── Extracted records
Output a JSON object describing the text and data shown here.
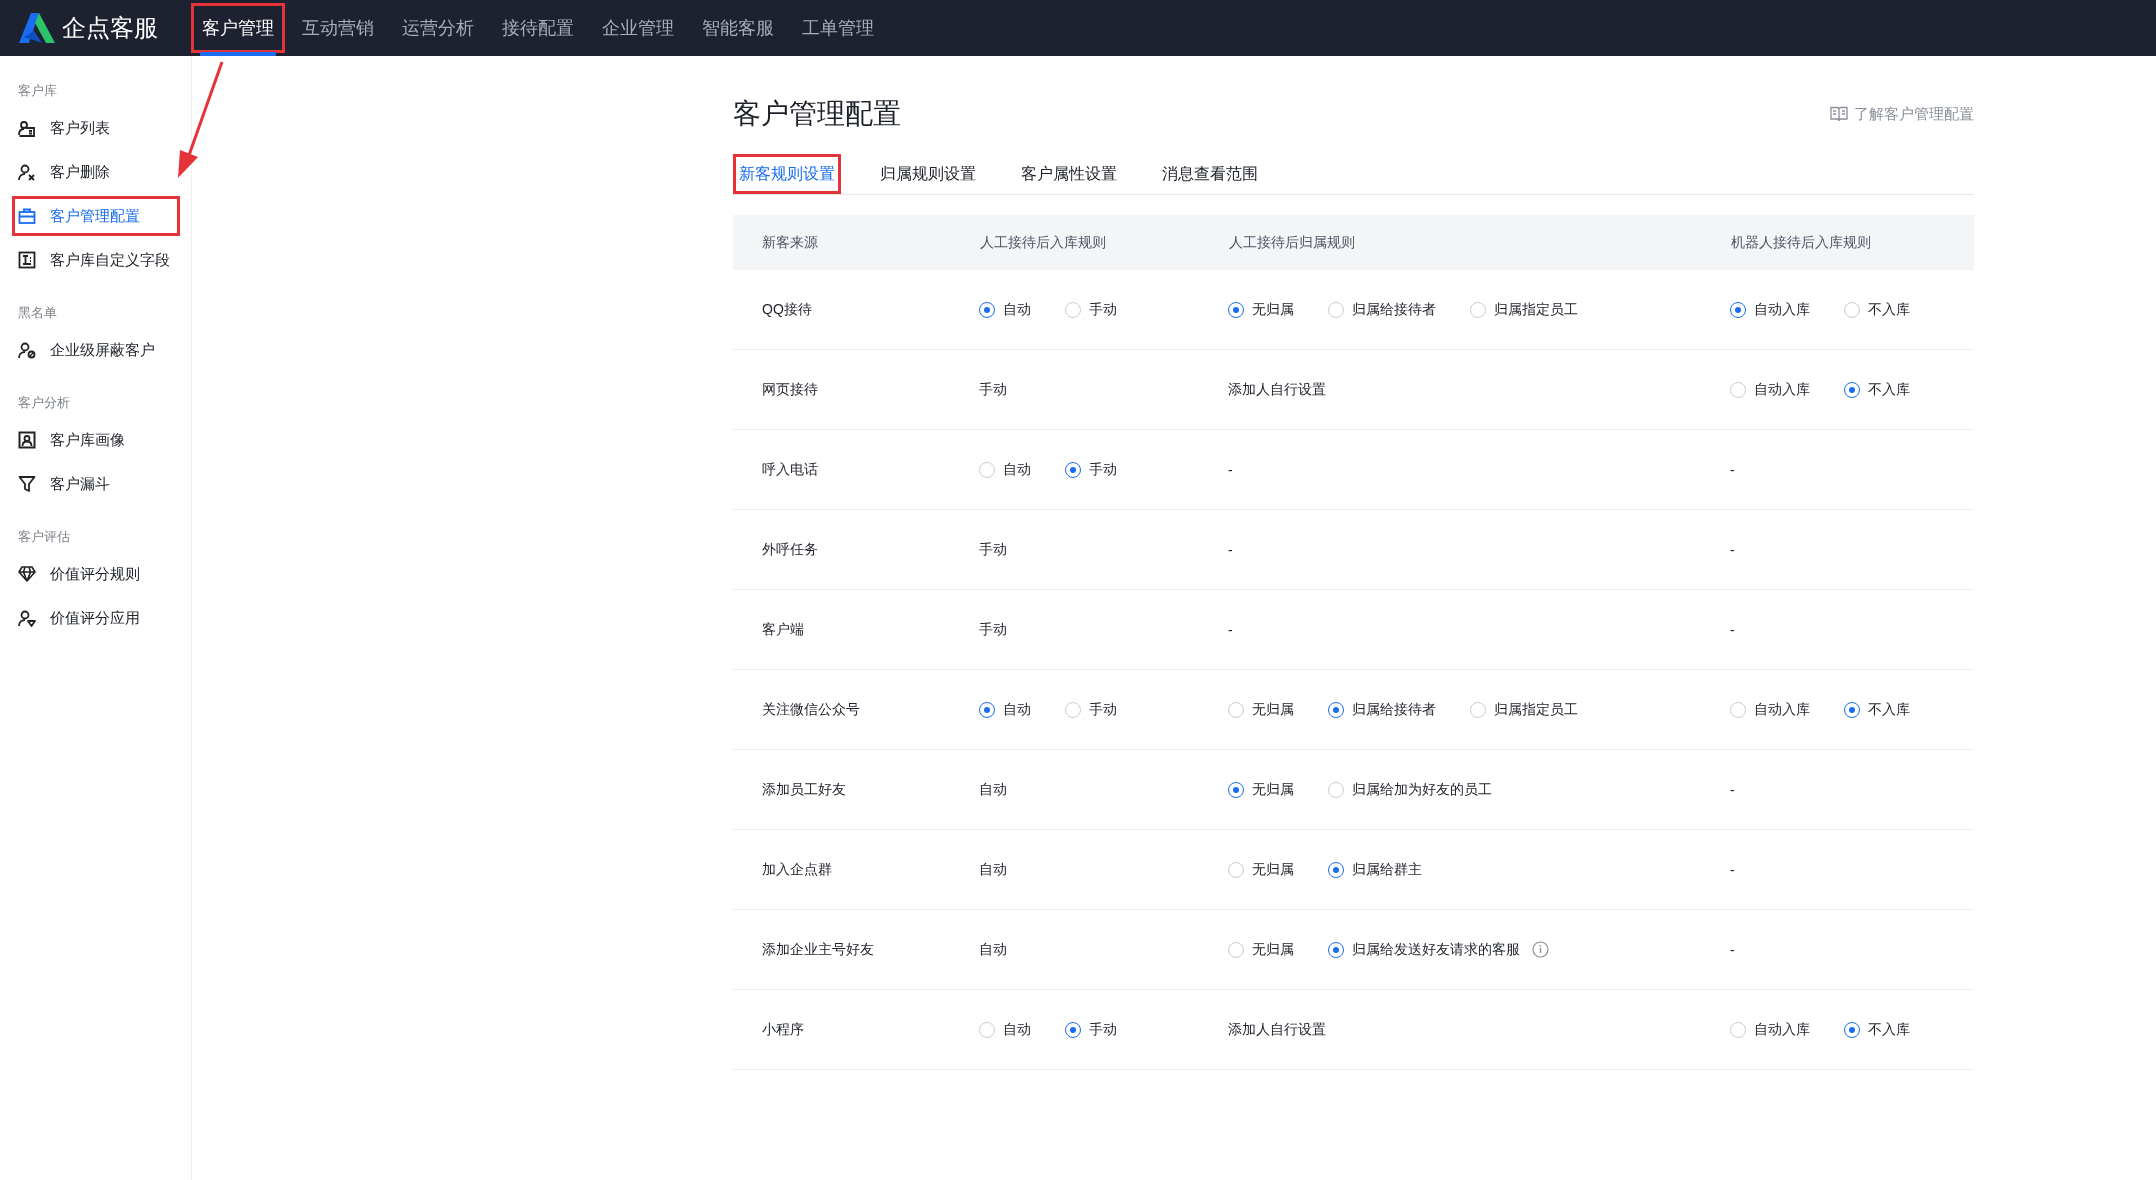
{
  "app": {
    "name": "企点客服"
  },
  "nav": [
    {
      "label": "客户管理",
      "selected": true,
      "annotated": true
    },
    {
      "label": "互动营销",
      "selected": false,
      "annotated": false
    },
    {
      "label": "运营分析",
      "selected": false,
      "annotated": false
    },
    {
      "label": "接待配置",
      "selected": false,
      "annotated": false
    },
    {
      "label": "企业管理",
      "selected": false,
      "annotated": false
    },
    {
      "label": "智能客服",
      "selected": false,
      "annotated": false
    },
    {
      "label": "工单管理",
      "selected": false,
      "annotated": false
    }
  ],
  "sidebar": [
    {
      "heading": "客户库",
      "items": [
        {
          "label": "客户列表",
          "selected": false,
          "annotated": false
        },
        {
          "label": "客户删除",
          "selected": false,
          "annotated": false
        },
        {
          "label": "客户管理配置",
          "selected": true,
          "annotated": true
        },
        {
          "label": "客户库自定义字段",
          "selected": false,
          "annotated": false
        }
      ]
    },
    {
      "heading": "黑名单",
      "items": [
        {
          "label": "企业级屏蔽客户",
          "selected": false,
          "annotated": false
        }
      ]
    },
    {
      "heading": "客户分析",
      "items": [
        {
          "label": "客户库画像",
          "selected": false,
          "annotated": false
        },
        {
          "label": "客户漏斗",
          "selected": false,
          "annotated": false
        }
      ]
    },
    {
      "heading": "客户评估",
      "items": [
        {
          "label": "价值评分规则",
          "selected": false,
          "annotated": false
        },
        {
          "label": "价值评分应用",
          "selected": false,
          "annotated": false
        }
      ]
    }
  ],
  "page": {
    "title": "客户管理配置",
    "help_link": "了解客户管理配置"
  },
  "tabs": [
    {
      "label": "新客规则设置",
      "selected": true,
      "annotated": true
    },
    {
      "label": "归属规则设置",
      "selected": false,
      "annotated": false
    },
    {
      "label": "客户属性设置",
      "selected": false,
      "annotated": false
    },
    {
      "label": "消息查看范围",
      "selected": false,
      "annotated": false
    }
  ],
  "table": {
    "columns": [
      "新客来源",
      "人工接待后入库规则",
      "人工接待后归属规则",
      "机器人接待后入库规则"
    ],
    "rows": [
      {
        "cells": [
          {
            "kind": "text",
            "text": "QQ接待"
          },
          {
            "kind": "radios",
            "options": [
              {
                "label": "自动",
                "selected": true
              },
              {
                "label": "手动",
                "selected": false
              }
            ]
          },
          {
            "kind": "radios",
            "options": [
              {
                "label": "无归属",
                "selected": true
              },
              {
                "label": "归属给接待者",
                "selected": false
              },
              {
                "label": "归属指定员工",
                "selected": false
              }
            ]
          },
          {
            "kind": "radios",
            "options": [
              {
                "label": "自动入库",
                "selected": true
              },
              {
                "label": "不入库",
                "selected": false
              }
            ]
          }
        ]
      },
      {
        "cells": [
          {
            "kind": "text",
            "text": "网页接待"
          },
          {
            "kind": "text",
            "text": "手动"
          },
          {
            "kind": "text",
            "text": "添加人自行设置"
          },
          {
            "kind": "radios",
            "options": [
              {
                "label": "自动入库",
                "selected": false
              },
              {
                "label": "不入库",
                "selected": true
              }
            ]
          }
        ]
      },
      {
        "cells": [
          {
            "kind": "text",
            "text": "呼入电话"
          },
          {
            "kind": "radios",
            "options": [
              {
                "label": "自动",
                "selected": false
              },
              {
                "label": "手动",
                "selected": true
              }
            ]
          },
          {
            "kind": "text",
            "text": "-"
          },
          {
            "kind": "text",
            "text": "-"
          }
        ]
      },
      {
        "cells": [
          {
            "kind": "text",
            "text": "外呼任务"
          },
          {
            "kind": "text",
            "text": "手动"
          },
          {
            "kind": "text",
            "text": "-"
          },
          {
            "kind": "text",
            "text": "-"
          }
        ]
      },
      {
        "cells": [
          {
            "kind": "text",
            "text": "客户端"
          },
          {
            "kind": "text",
            "text": "手动"
          },
          {
            "kind": "text",
            "text": "-"
          },
          {
            "kind": "text",
            "text": "-"
          }
        ]
      },
      {
        "cells": [
          {
            "kind": "text",
            "text": "关注微信公众号"
          },
          {
            "kind": "radios",
            "options": [
              {
                "label": "自动",
                "selected": true
              },
              {
                "label": "手动",
                "selected": false
              }
            ]
          },
          {
            "kind": "radios",
            "options": [
              {
                "label": "无归属",
                "selected": false
              },
              {
                "label": "归属给接待者",
                "selected": true
              },
              {
                "label": "归属指定员工",
                "selected": false
              }
            ]
          },
          {
            "kind": "radios",
            "options": [
              {
                "label": "自动入库",
                "selected": false
              },
              {
                "label": "不入库",
                "selected": true
              }
            ]
          }
        ]
      },
      {
        "cells": [
          {
            "kind": "text",
            "text": "添加员工好友"
          },
          {
            "kind": "text",
            "text": "自动"
          },
          {
            "kind": "radios",
            "options": [
              {
                "label": "无归属",
                "selected": true
              },
              {
                "label": "归属给加为好友的员工",
                "selected": false
              }
            ]
          },
          {
            "kind": "text",
            "text": "-"
          }
        ]
      },
      {
        "cells": [
          {
            "kind": "text",
            "text": "加入企点群"
          },
          {
            "kind": "text",
            "text": "自动"
          },
          {
            "kind": "radios",
            "options": [
              {
                "label": "无归属",
                "selected": false
              },
              {
                "label": "归属给群主",
                "selected": true
              }
            ]
          },
          {
            "kind": "text",
            "text": "-"
          }
        ]
      },
      {
        "cells": [
          {
            "kind": "text",
            "text": "添加企业主号好友"
          },
          {
            "kind": "text",
            "text": "自动"
          },
          {
            "kind": "radios",
            "info_icon": true,
            "options": [
              {
                "label": "无归属",
                "selected": false
              },
              {
                "label": "归属给发送好友请求的客服",
                "selected": true
              }
            ]
          },
          {
            "kind": "text",
            "text": "-"
          }
        ]
      },
      {
        "cells": [
          {
            "kind": "text",
            "text": "小程序"
          },
          {
            "kind": "radios",
            "options": [
              {
                "label": "自动",
                "selected": false
              },
              {
                "label": "手动",
                "selected": true
              }
            ]
          },
          {
            "kind": "text",
            "text": "添加人自行设置"
          },
          {
            "kind": "radios",
            "options": [
              {
                "label": "自动入库",
                "selected": false
              },
              {
                "label": "不入库",
                "selected": true
              }
            ]
          }
        ]
      }
    ]
  }
}
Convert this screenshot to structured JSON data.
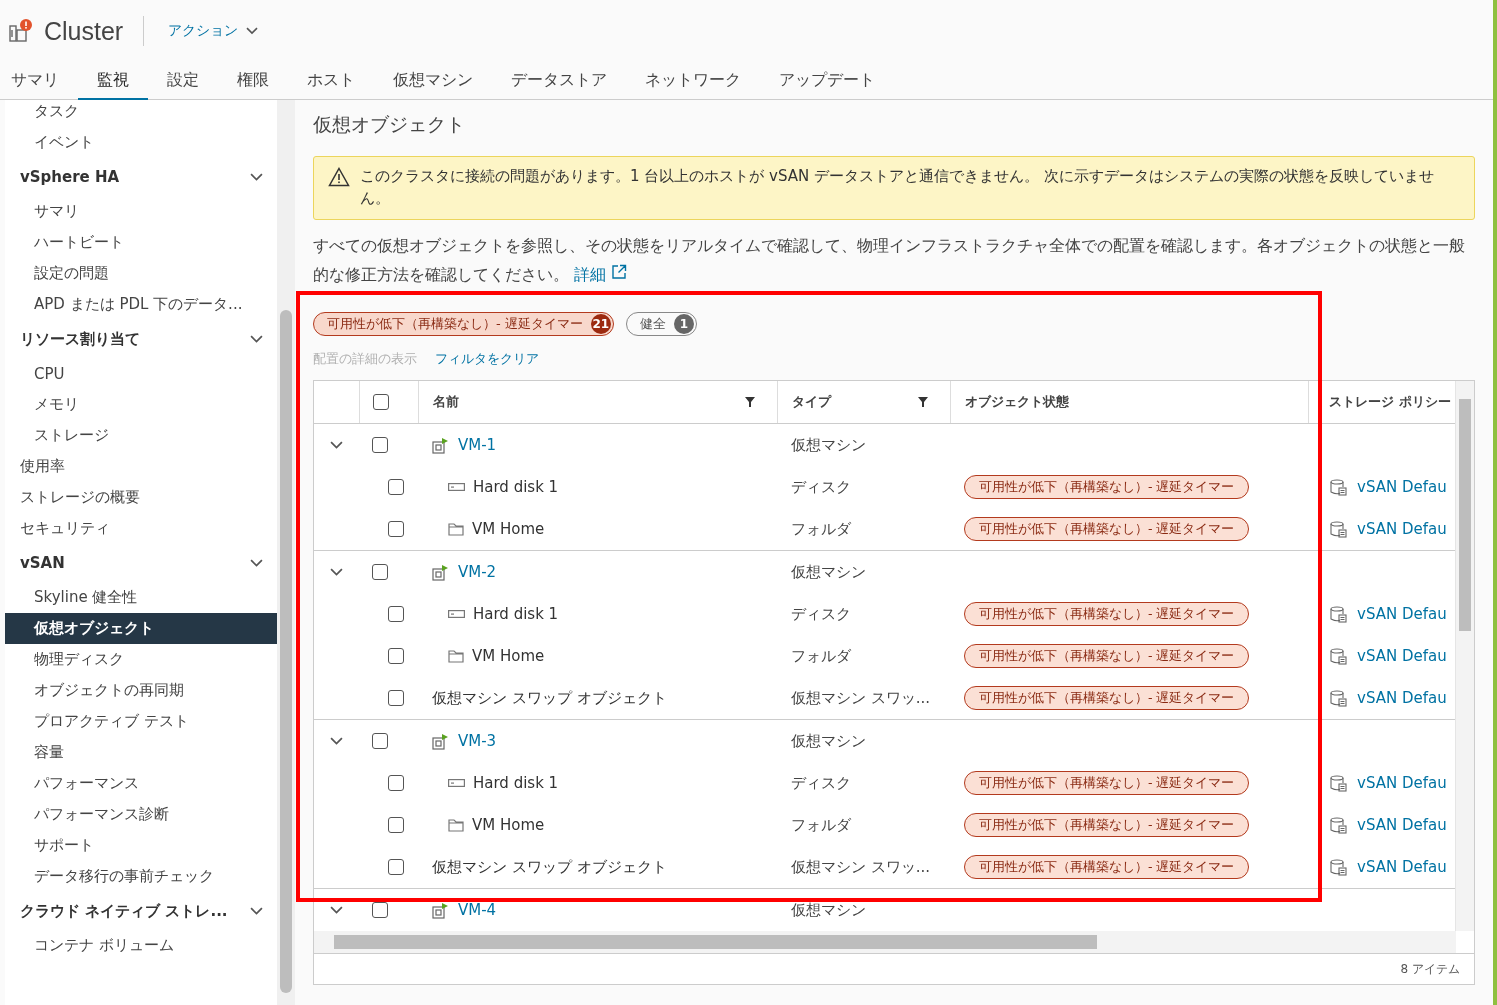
────
* [Work to be completed] Leave out the pictures and copy every record above exactly.

* [Response for this exercise]
Output a JSON object describing the text and data shown here.
{
  "app": {
    "name": "企点客服"
  },
  "nav": [
    {
      "label": "客户管理",
      "selected": true,
      "annotated": true
    },
    {
      "label": "互动营销",
      "selected": false,
      "annotated": false
    },
    {
      "label": "运营分析",
      "selected": false,
      "annotated": false
    },
    {
      "label": "接待配置",
      "selected": false,
      "annotated": false
    },
    {
      "label": "企业管理",
      "selected": false,
      "annotated": false
    },
    {
      "label": "智能客服",
      "selected": false,
      "annotated": false
    },
    {
      "label": "工单管理",
      "selected": false,
      "annotated": false
    }
  ],
  "sidebar": [
    {
      "heading": "客户库",
      "items": [
        {
          "label": "客户列表",
          "selected": false,
          "annotated": false
        },
        {
          "label": "客户删除",
          "selected": false,
          "annotated": false
        },
        {
          "label": "客户管理配置",
          "selected": true,
          "annotated": true
        },
        {
          "label": "客户库自定义字段",
          "selected": false,
          "annotated": false
        }
      ]
    },
    {
      "heading": "黑名单",
      "items": [
        {
          "label": "企业级屏蔽客户",
          "selected": false,
          "annotated": false
        }
      ]
    },
    {
      "heading": "客户分析",
      "items": [
        {
          "label": "客户库画像",
          "selected": false,
          "annotated": false
        },
        {
          "label": "客户漏斗",
          "selected": false,
          "annotated": false
        }
      ]
    },
    {
      "heading": "客户评估",
      "items": [
        {
          "label": "价值评分规则",
          "selected": false,
          "annotated": false
        },
        {
          "label": "价值评分应用",
          "selected": false,
          "annotated": false
        }
      ]
    }
  ],
  "page": {
    "title": "客户管理配置",
    "help_link": "了解客户管理配置"
  },
  "tabs": [
    {
      "label": "新客规则设置",
      "selected": true,
      "annotated": true
    },
    {
      "label": "归属规则设置",
      "selected": false,
      "annotated": false
    },
    {
      "label": "客户属性设置",
      "selected": false,
      "annotated": false
    },
    {
      "label": "消息查看范围",
      "selected": false,
      "annotated": false
    }
  ],
  "table": {
    "columns": [
      "新客来源",
      "人工接待后入库规则",
      "人工接待后归属规则",
      "机器人接待后入库规则"
    ],
    "rows": [
      {
        "cells": [
          {
            "kind": "text",
            "text": "QQ接待"
          },
          {
            "kind": "radios",
            "options": [
              {
                "label": "自动",
                "selected": true
              },
              {
                "label": "手动",
                "selected": false
              }
            ]
          },
          {
            "kind": "radios",
            "options": [
              {
                "label": "无归属",
                "selected": true
              },
              {
                "label": "归属给接待者",
                "selected": false
              },
              {
                "label": "归属指定员工",
                "selected": false
              }
            ]
          },
          {
            "kind": "radios",
            "options": [
              {
                "label": "自动入库",
                "selected": true
              },
              {
                "label": "不入库",
                "selected": false
              }
            ]
          }
        ]
      },
      {
        "cells": [
          {
            "kind": "text",
            "text": "网页接待"
          },
          {
            "kind": "text",
            "text": "手动"
          },
          {
            "kind": "text",
            "text": "添加人自行设置"
          },
          {
            "kind": "radios",
            "options": [
              {
                "label": "自动入库",
                "selected": false
              },
              {
                "label": "不入库",
                "selected": true
              }
            ]
          }
        ]
      },
      {
        "cells": [
          {
            "kind": "text",
            "text": "呼入电话"
          },
          {
            "kind": "radios",
            "options": [
              {
                "label": "自动",
                "selected": false
              },
              {
                "label": "手动",
                "selected": true
              }
            ]
          },
          {
            "kind": "text",
            "text": "-"
          },
          {
            "kind": "text",
            "text": "-"
          }
        ]
      },
      {
        "cells": [
          {
            "kind": "text",
            "text": "外呼任务"
          },
          {
            "kind": "text",
            "text": "手动"
          },
          {
            "kind": "text",
            "text": "-"
          },
          {
            "kind": "text",
            "text": "-"
          }
        ]
      },
      {
        "cells": [
          {
            "kind": "text",
            "text": "客户端"
          },
          {
            "kind": "text",
            "text": "手动"
          },
          {
            "kind": "text",
            "text": "-"
          },
          {
            "kind": "text",
            "text": "-"
          }
        ]
      },
      {
        "cells": [
          {
            "kind": "text",
            "text": "关注微信公众号"
          },
          {
            "kind": "radios",
            "options": [
              {
                "label": "自动",
                "selected": true
              },
              {
                "label": "手动",
                "selected": false
              }
            ]
          },
          {
            "kind": "radios",
            "options": [
              {
                "label": "无归属",
                "selected": false
              },
              {
                "label": "归属给接待者",
                "selected": true
              },
              {
                "label": "归属指定员工",
                "selected": false
              }
            ]
          },
          {
            "kind": "radios",
            "options": [
              {
                "label": "自动入库",
                "selected": false
              },
              {
                "label": "不入库",
                "selected": true
              }
            ]
          }
        ]
      },
      {
        "cells": [
          {
            "kind": "text",
            "text": "添加员工好友"
          },
          {
            "kind": "text",
            "text": "自动"
          },
          {
            "kind": "radios",
            "options": [
              {
                "label": "无归属",
                "selected": true
              },
              {
                "label": "归属给加为好友的员工",
                "selected": false
              }
            ]
          },
          {
            "kind": "text",
            "text": "-"
          }
        ]
      },
      {
        "cells": [
          {
            "kind": "text",
            "text": "加入企点群"
          },
          {
            "kind": "text",
            "text": "自动"
          },
          {
            "kind": "radios",
            "options": [
              {
                "label": "无归属",
                "selected": false
              },
              {
                "label": "归属给群主",
                "selected": true
              }
            ]
          },
          {
            "kind": "text",
            "text": "-"
          }
        ]
      },
      {
        "cells": [
          {
            "kind": "text",
            "text": "添加企业主号好友"
          },
          {
            "kind": "text",
            "text": "自动"
          },
          {
            "kind": "radios",
            "info_icon": true,
            "options": [
              {
                "label": "无归属",
                "selected": false
              },
              {
                "label": "归属给发送好友请求的客服",
                "selected": true
              }
            ]
          },
          {
            "kind": "text",
            "text": "-"
          }
        ]
      },
      {
        "cells": [
          {
            "kind": "text",
            "text": "小程序"
          },
          {
            "kind": "radios",
            "options": [
              {
                "label": "自动",
                "selected": false
              },
              {
                "label": "手动",
                "selected": true
              }
            ]
          },
          {
            "kind": "text",
            "text": "添加人自行设置"
          },
          {
            "kind": "radios",
            "options": [
              {
                "label": "自动入库",
                "selected": false
              },
              {
                "label": "不入库",
                "selected": true
              }
            ]
          }
        ]
      }
    ]
  }
}
Convert this screenshot to structured JSON data.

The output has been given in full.